++++ Exercise input ++++
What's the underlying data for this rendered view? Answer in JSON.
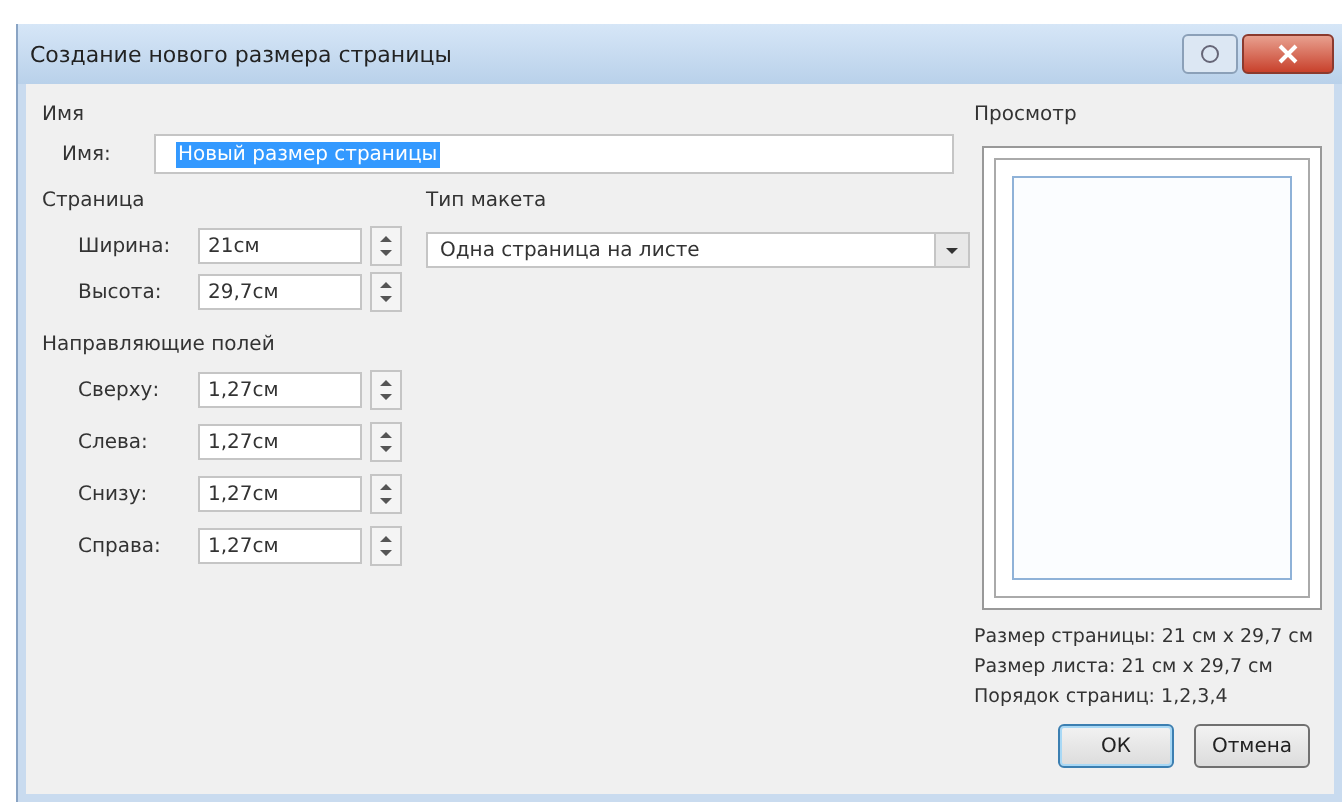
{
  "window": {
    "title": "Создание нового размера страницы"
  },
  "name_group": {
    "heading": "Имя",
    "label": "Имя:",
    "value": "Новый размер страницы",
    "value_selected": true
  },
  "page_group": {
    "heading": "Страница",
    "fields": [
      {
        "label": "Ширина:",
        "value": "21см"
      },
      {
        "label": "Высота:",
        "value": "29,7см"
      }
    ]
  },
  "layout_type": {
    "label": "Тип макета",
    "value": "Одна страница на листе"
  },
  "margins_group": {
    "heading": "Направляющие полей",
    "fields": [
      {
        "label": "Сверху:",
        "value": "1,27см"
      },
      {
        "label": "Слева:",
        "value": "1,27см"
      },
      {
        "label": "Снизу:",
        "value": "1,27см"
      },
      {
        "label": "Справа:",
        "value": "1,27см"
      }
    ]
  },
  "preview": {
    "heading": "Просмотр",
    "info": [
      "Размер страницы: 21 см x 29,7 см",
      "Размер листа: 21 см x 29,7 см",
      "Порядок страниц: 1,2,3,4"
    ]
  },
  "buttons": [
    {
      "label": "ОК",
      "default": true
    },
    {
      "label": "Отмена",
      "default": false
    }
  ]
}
++++
What the task requires
From the listing, extract all text exactly as given and drop any picture.

Task response
What's the underlying data for this rendered view? Answer in JSON.
{
  "window": {
    "title": "Создание нового размера страницы"
  },
  "name_group": {
    "heading": "Имя",
    "label": "Имя:",
    "value": "Новый размер страницы",
    "value_selected": true
  },
  "page_group": {
    "heading": "Страница",
    "fields": [
      {
        "label": "Ширина:",
        "value": "21см"
      },
      {
        "label": "Высота:",
        "value": "29,7см"
      }
    ]
  },
  "layout_type": {
    "label": "Тип макета",
    "value": "Одна страница на листе"
  },
  "margins_group": {
    "heading": "Направляющие полей",
    "fields": [
      {
        "label": "Сверху:",
        "value": "1,27см"
      },
      {
        "label": "Слева:",
        "value": "1,27см"
      },
      {
        "label": "Снизу:",
        "value": "1,27см"
      },
      {
        "label": "Справа:",
        "value": "1,27см"
      }
    ]
  },
  "preview": {
    "heading": "Просмотр",
    "info": [
      "Размер страницы: 21 см x 29,7 см",
      "Размер листа: 21 см x 29,7 см",
      "Порядок страниц: 1,2,3,4"
    ]
  },
  "buttons": [
    {
      "label": "ОК",
      "default": true
    },
    {
      "label": "Отмена",
      "default": false
    }
  ]
}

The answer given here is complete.